— INSTRUCTION —
Everything in the listing except the pictures should be written out exactly.

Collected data
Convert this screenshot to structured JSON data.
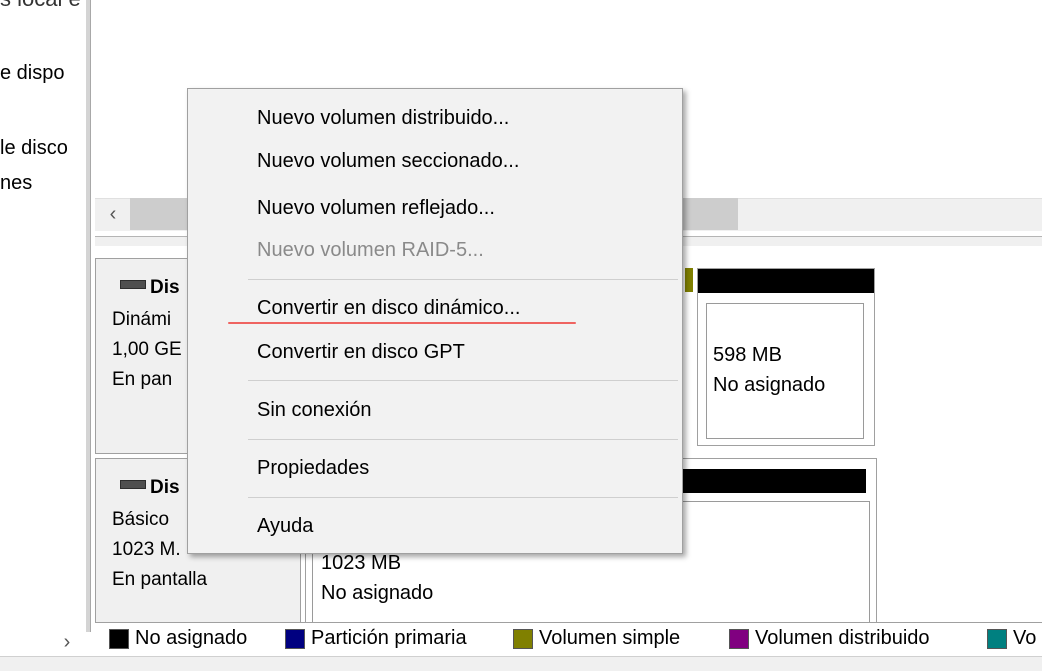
{
  "nav": {
    "top_cut": "s local    e nuevo disco y complete el formulario.",
    "items": [
      "e dispo",
      "le disco",
      "nes"
    ],
    "scroll_right": "›"
  },
  "list_pane": {
    "scroll_left": "‹"
  },
  "disks": [
    {
      "title": "Dis",
      "lines": [
        "Dinámi",
        "1,00 GE",
        "En pan"
      ],
      "partition": {
        "size": "598 MB",
        "state": "No asignado"
      }
    },
    {
      "title": "Dis",
      "lines": [
        "Básico",
        "1023 M.",
        "En pantalla"
      ],
      "partition": {
        "size": "1023 MB",
        "state": "No asignado"
      }
    }
  ],
  "legend": [
    {
      "label": "No asignado",
      "color": "#000000"
    },
    {
      "label": "Partición primaria",
      "color": "#000080"
    },
    {
      "label": "Volumen simple",
      "color": "#808000"
    },
    {
      "label": "Volumen distribuido",
      "color": "#800080"
    },
    {
      "label": "Vo",
      "color": "#008080"
    }
  ],
  "context_menu": {
    "items": [
      {
        "label": "Nuevo volumen distribuido...",
        "enabled": true
      },
      {
        "label": "Nuevo volumen seccionado...",
        "enabled": true
      },
      {
        "label": "Nuevo volumen reflejado...",
        "enabled": true
      },
      {
        "label": "Nuevo volumen RAID-5...",
        "enabled": false
      },
      {
        "label": "Convertir en disco dinámico...",
        "enabled": true
      },
      {
        "label": "Convertir en disco GPT",
        "enabled": true
      },
      {
        "label": "Sin conexión",
        "enabled": true
      },
      {
        "label": "Propiedades",
        "enabled": true
      },
      {
        "label": "Ayuda",
        "enabled": true
      }
    ]
  },
  "colors": {
    "highlight_underline": "#ef6461",
    "simple_volume_strip": "#808000"
  }
}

— OUTPUT BELOW —
Convert this screenshot to structured JSON data.
{
  "nav": {
    "top_cut": "s local    e nuevo disco y complete el formulario.",
    "items": [
      "e dispo",
      "le disco",
      "nes"
    ],
    "scroll_right": "›"
  },
  "list_pane": {
    "scroll_left": "‹"
  },
  "disks": [
    {
      "title": "Dis",
      "lines": [
        "Dinámi",
        "1,00 GE",
        "En pan"
      ],
      "partition": {
        "size": "598 MB",
        "state": "No asignado"
      }
    },
    {
      "title": "Dis",
      "lines": [
        "Básico",
        "1023 M.",
        "En pantalla"
      ],
      "partition": {
        "size": "1023 MB",
        "state": "No asignado"
      }
    }
  ],
  "legend": [
    {
      "label": "No asignado",
      "color": "#000000"
    },
    {
      "label": "Partición primaria",
      "color": "#000080"
    },
    {
      "label": "Volumen simple",
      "color": "#808000"
    },
    {
      "label": "Volumen distribuido",
      "color": "#800080"
    },
    {
      "label": "Vo",
      "color": "#008080"
    }
  ],
  "context_menu": {
    "items": [
      {
        "label": "Nuevo volumen distribuido...",
        "enabled": true
      },
      {
        "label": "Nuevo volumen seccionado...",
        "enabled": true
      },
      {
        "label": "Nuevo volumen reflejado...",
        "enabled": true
      },
      {
        "label": "Nuevo volumen RAID-5...",
        "enabled": false
      },
      {
        "label": "Convertir en disco dinámico...",
        "enabled": true
      },
      {
        "label": "Convertir en disco GPT",
        "enabled": true
      },
      {
        "label": "Sin conexión",
        "enabled": true
      },
      {
        "label": "Propiedades",
        "enabled": true
      },
      {
        "label": "Ayuda",
        "enabled": true
      }
    ]
  },
  "colors": {
    "highlight_underline": "#ef6461",
    "simple_volume_strip": "#808000"
  }
}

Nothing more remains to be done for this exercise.